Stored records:
___

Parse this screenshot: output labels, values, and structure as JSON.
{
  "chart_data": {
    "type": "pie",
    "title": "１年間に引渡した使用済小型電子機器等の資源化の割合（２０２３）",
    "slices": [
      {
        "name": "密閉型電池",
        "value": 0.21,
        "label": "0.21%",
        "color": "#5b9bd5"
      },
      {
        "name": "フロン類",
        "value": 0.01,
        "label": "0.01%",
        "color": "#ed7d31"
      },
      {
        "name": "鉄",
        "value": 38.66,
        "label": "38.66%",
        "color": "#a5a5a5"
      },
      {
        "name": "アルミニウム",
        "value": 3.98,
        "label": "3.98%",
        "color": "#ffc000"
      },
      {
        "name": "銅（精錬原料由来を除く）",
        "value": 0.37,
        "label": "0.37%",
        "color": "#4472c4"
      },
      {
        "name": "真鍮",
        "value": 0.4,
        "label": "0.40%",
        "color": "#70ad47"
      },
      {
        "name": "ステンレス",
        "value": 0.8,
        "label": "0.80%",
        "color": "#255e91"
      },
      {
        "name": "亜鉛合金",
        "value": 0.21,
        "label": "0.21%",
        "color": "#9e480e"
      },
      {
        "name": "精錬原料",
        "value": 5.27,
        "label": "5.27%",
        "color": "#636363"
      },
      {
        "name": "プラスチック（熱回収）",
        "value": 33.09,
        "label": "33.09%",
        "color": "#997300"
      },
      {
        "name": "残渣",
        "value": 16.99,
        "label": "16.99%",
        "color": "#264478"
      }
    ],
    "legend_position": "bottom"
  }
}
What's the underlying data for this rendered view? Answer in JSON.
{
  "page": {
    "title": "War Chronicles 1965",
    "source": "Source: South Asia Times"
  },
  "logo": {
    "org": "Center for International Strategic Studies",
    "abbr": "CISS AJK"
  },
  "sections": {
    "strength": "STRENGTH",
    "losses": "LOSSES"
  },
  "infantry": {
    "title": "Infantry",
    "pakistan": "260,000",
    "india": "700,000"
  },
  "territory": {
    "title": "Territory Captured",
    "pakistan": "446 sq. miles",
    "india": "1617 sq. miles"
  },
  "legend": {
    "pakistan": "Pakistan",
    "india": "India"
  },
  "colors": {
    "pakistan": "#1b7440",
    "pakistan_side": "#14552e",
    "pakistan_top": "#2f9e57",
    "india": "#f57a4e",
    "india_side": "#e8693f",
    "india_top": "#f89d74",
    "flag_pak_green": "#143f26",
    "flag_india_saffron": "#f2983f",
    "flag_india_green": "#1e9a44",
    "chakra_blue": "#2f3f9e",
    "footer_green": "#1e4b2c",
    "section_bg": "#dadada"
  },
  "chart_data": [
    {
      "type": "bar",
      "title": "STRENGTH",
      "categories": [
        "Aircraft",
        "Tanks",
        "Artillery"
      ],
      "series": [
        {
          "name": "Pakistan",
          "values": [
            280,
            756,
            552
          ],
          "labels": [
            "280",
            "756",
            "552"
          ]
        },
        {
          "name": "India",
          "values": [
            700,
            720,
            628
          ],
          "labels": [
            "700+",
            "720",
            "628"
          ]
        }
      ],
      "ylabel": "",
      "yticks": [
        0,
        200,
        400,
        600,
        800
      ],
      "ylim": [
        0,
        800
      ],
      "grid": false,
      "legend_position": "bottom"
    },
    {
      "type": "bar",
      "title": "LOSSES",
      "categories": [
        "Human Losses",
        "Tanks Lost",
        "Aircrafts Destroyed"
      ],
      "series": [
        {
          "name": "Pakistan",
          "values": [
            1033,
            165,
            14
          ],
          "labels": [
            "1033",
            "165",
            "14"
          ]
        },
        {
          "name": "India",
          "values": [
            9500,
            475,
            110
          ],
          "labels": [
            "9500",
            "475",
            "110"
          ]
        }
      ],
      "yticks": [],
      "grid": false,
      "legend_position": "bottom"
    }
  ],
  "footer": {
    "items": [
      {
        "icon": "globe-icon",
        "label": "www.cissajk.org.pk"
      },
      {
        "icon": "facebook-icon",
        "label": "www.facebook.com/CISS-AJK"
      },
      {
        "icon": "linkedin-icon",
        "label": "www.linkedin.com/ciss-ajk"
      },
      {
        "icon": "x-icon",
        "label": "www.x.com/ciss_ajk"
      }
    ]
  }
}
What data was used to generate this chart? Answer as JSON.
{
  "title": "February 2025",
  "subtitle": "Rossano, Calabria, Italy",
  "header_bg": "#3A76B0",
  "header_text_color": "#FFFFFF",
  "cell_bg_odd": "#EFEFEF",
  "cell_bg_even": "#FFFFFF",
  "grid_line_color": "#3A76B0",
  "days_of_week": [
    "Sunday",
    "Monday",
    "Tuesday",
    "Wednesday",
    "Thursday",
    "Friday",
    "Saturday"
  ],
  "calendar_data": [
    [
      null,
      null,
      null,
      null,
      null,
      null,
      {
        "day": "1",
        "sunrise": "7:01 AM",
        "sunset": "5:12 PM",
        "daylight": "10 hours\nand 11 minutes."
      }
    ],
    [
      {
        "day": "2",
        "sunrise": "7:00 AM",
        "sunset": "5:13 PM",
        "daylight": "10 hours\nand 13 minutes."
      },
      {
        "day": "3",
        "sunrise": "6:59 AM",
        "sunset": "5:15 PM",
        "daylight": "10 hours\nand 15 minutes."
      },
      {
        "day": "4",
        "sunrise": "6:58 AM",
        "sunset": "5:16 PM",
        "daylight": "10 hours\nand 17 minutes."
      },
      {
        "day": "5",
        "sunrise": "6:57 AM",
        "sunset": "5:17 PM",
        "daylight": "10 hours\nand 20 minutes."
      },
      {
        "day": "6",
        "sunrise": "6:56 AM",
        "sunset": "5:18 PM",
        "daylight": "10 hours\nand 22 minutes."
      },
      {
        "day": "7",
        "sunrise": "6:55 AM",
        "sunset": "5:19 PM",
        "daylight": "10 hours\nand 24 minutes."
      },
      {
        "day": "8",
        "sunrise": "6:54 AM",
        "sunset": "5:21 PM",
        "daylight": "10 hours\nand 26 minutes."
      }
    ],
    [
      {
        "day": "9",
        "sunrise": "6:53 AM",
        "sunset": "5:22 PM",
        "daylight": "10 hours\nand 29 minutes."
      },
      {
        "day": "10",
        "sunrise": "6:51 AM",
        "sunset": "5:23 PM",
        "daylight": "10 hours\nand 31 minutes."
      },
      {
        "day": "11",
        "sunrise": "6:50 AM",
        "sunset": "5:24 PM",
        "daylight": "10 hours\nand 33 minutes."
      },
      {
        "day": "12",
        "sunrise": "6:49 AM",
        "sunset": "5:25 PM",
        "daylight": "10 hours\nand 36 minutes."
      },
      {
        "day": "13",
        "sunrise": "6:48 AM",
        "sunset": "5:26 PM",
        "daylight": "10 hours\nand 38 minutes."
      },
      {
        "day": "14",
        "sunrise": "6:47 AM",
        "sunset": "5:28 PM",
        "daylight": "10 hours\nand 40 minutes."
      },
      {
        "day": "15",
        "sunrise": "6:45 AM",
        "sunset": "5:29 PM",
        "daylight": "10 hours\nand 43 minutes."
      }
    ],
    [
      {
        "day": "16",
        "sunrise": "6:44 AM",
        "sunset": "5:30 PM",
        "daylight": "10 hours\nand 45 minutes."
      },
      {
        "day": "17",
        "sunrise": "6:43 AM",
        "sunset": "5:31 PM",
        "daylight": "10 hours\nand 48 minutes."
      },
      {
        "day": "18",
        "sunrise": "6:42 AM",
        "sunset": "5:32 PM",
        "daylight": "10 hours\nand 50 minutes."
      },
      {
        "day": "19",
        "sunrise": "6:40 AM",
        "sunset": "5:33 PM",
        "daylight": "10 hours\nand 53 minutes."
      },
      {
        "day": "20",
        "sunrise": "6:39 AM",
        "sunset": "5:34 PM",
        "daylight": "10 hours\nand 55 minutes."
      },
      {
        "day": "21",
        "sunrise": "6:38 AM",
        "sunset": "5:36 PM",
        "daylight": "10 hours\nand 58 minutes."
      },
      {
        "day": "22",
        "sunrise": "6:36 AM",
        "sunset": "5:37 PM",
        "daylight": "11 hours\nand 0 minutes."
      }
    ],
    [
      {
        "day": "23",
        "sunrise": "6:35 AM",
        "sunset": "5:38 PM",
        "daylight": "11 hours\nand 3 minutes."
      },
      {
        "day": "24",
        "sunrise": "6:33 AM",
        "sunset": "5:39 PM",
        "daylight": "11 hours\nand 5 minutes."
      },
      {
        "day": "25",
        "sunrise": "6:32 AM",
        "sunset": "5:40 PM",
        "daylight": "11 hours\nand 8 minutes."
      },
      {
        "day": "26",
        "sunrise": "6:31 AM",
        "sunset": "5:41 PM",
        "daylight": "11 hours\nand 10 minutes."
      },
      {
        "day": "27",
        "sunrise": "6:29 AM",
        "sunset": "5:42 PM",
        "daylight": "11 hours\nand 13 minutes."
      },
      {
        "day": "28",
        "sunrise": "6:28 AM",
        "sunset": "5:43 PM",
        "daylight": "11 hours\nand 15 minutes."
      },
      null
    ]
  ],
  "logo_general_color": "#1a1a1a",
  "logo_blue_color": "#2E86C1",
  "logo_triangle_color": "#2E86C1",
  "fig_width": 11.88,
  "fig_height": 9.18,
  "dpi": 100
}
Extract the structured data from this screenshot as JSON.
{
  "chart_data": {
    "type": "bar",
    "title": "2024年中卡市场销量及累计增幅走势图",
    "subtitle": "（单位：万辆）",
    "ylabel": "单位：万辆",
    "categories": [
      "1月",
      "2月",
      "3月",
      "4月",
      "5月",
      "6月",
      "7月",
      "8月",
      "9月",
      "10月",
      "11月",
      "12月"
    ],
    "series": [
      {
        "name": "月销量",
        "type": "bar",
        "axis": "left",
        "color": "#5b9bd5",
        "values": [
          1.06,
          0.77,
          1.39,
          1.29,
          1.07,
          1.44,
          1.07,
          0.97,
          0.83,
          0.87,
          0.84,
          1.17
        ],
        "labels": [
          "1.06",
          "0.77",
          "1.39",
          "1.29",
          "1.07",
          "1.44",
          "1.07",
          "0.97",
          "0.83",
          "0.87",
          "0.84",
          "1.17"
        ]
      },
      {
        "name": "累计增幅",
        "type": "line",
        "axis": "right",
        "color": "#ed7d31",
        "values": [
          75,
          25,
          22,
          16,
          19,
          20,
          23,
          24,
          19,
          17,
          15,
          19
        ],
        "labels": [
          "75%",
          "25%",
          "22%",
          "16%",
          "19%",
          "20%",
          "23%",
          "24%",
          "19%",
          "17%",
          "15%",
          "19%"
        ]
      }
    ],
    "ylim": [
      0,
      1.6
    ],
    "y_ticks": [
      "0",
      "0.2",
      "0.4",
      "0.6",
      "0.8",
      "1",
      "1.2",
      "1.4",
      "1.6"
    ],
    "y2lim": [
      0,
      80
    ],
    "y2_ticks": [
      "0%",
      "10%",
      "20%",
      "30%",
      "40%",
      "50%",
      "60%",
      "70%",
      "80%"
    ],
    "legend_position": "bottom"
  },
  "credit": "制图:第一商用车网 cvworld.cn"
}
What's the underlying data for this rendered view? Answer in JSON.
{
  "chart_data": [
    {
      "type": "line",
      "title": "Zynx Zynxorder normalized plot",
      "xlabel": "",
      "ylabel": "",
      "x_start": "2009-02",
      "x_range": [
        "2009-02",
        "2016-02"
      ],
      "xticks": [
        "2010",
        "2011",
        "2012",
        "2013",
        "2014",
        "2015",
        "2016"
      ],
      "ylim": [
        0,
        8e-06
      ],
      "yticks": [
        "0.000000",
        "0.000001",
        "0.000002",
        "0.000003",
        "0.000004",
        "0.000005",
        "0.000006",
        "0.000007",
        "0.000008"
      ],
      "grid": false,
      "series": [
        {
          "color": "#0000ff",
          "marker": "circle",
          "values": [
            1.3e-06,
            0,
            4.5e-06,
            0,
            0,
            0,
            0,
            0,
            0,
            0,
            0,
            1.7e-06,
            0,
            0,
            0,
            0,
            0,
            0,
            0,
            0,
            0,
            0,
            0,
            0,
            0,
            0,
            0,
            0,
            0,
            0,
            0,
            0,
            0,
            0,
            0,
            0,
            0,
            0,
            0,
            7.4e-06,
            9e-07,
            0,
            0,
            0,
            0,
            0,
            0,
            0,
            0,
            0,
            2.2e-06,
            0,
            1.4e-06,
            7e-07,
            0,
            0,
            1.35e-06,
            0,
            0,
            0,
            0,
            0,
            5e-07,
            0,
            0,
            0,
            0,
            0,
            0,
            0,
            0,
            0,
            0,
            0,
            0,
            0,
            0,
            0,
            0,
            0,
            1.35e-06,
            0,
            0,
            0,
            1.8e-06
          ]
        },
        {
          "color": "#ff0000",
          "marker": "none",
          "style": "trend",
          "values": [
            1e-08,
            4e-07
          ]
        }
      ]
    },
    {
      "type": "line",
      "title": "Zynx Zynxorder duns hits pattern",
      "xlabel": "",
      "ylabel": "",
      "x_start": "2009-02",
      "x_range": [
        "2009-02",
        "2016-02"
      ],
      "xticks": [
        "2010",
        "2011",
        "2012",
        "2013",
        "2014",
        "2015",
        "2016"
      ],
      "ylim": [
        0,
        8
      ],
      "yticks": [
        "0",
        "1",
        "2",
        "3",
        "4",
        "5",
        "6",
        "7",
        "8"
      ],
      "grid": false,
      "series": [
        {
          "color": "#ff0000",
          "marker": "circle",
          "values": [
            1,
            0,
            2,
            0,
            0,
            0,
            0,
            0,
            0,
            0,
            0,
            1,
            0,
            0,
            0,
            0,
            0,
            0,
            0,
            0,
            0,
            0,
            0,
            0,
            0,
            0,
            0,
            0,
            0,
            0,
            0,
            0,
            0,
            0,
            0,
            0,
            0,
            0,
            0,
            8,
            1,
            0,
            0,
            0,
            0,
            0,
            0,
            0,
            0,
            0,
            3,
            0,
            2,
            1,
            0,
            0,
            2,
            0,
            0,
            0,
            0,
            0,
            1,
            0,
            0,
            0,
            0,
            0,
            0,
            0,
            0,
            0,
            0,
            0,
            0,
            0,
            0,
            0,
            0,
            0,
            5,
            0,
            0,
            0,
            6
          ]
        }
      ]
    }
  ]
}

___

From the listing above, collect each line in which the string "JSON" appears.

Parse this screenshot: output labels, values, and structure as JSON.
What's the underlying data for this rendered view? Answer in JSON.
What data was used to generate this chart? Answer as JSON.
Extract the structured data from this screenshot as JSON.
What's the underlying data for this rendered view? Answer in JSON.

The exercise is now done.